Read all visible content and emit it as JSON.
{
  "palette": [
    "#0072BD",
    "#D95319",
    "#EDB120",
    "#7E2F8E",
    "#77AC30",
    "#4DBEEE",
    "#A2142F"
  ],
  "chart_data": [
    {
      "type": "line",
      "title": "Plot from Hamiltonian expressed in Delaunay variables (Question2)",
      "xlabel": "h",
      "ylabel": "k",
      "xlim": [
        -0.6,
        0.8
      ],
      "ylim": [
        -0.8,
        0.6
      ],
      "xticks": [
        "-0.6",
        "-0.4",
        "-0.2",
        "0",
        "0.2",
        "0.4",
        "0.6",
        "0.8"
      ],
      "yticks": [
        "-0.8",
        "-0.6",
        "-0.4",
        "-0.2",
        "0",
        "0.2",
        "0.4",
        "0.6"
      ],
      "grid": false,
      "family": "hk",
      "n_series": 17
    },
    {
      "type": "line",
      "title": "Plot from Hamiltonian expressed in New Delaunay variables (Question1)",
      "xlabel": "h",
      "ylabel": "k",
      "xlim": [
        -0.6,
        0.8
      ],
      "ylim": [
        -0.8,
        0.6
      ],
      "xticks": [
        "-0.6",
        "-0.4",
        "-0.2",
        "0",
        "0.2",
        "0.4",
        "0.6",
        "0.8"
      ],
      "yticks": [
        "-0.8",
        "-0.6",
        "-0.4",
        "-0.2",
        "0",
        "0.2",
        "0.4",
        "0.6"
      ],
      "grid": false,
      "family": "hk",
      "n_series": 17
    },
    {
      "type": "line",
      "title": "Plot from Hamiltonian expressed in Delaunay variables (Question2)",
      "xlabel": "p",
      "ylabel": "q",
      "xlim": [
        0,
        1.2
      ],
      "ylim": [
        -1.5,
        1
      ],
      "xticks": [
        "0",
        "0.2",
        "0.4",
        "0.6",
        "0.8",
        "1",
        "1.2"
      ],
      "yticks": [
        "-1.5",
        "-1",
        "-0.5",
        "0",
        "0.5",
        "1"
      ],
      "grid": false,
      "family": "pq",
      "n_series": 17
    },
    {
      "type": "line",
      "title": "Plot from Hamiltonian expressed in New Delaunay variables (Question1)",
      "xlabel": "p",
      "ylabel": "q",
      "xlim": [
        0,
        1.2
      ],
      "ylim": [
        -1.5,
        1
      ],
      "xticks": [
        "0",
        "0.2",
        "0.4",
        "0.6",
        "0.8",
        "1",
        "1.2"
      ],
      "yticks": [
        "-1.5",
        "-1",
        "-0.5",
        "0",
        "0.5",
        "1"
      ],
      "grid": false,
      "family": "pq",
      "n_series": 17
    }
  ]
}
******
**STATED TASK:** Send back every record, precisely as written.

**RESPONSE TO THIS TASK:**
Read all visible content and emit it as JSON.
{
  "palette": [
    "#0072BD",
    "#D95319",
    "#EDB120",
    "#7E2F8E",
    "#77AC30",
    "#4DBEEE",
    "#A2142F"
  ],
  "chart_data": [
    {
      "type": "line",
      "title": "Plot from Hamiltonian expressed in Delaunay variables (Question2)",
      "xlabel": "h",
      "ylabel": "k",
      "xlim": [
        -0.6,
        0.8
      ],
      "ylim": [
        -0.8,
        0.6
      ],
      "xticks": [
        "-0.6",
        "-0.4",
        "-0.2",
        "0",
        "0.2",
        "0.4",
        "0.6",
        "0.8"
      ],
      "yticks": [
        "-0.8",
        "-0.6",
        "-0.4",
        "-0.2",
        "0",
        "0.2",
        "0.4",
        "0.6"
      ],
      "grid": false,
      "family": "hk",
      "n_series": 17
    },
    {
      "type": "line",
      "title": "Plot from Hamiltonian expressed in New Delaunay variables (Question1)",
      "xlabel": "h",
      "ylabel": "k",
      "xlim": [
        -0.6,
        0.8
      ],
      "ylim": [
        -0.8,
        0.6
      ],
      "xticks": [
        "-0.6",
        "-0.4",
        "-0.2",
        "0",
        "0.2",
        "0.4",
        "0.6",
        "0.8"
      ],
      "yticks": [
        "-0.8",
        "-0.6",
        "-0.4",
        "-0.2",
        "0",
        "0.2",
        "0.4",
        "0.6"
      ],
      "grid": false,
      "family": "hk",
      "n_series": 17
    },
    {
      "type": "line",
      "title": "Plot from Hamiltonian expressed in Delaunay variables (Question2)",
      "xlabel": "p",
      "ylabel": "q",
      "xlim": [
        0,
        1.2
      ],
      "ylim": [
        -1.5,
        1
      ],
      "xticks": [
        "0",
        "0.2",
        "0.4",
        "0.6",
        "0.8",
        "1",
        "1.2"
      ],
      "yticks": [
        "-1.5",
        "-1",
        "-0.5",
        "0",
        "0.5",
        "1"
      ],
      "grid": false,
      "family": "pq",
      "n_series": 17
    },
    {
      "type": "line",
      "title": "Plot from Hamiltonian expressed in New Delaunay variables (Question1)",
      "xlabel": "p",
      "ylabel": "q",
      "xlim": [
        0,
        1.2
      ],
      "ylim": [
        -1.5,
        1
      ],
      "xticks": [
        "0",
        "0.2",
        "0.4",
        "0.6",
        "0.8",
        "1",
        "1.2"
      ],
      "yticks": [
        "-1.5",
        "-1",
        "-0.5",
        "0",
        "0.5",
        "1"
      ],
      "grid": false,
      "family": "pq",
      "n_series": 17
    }
  ]
}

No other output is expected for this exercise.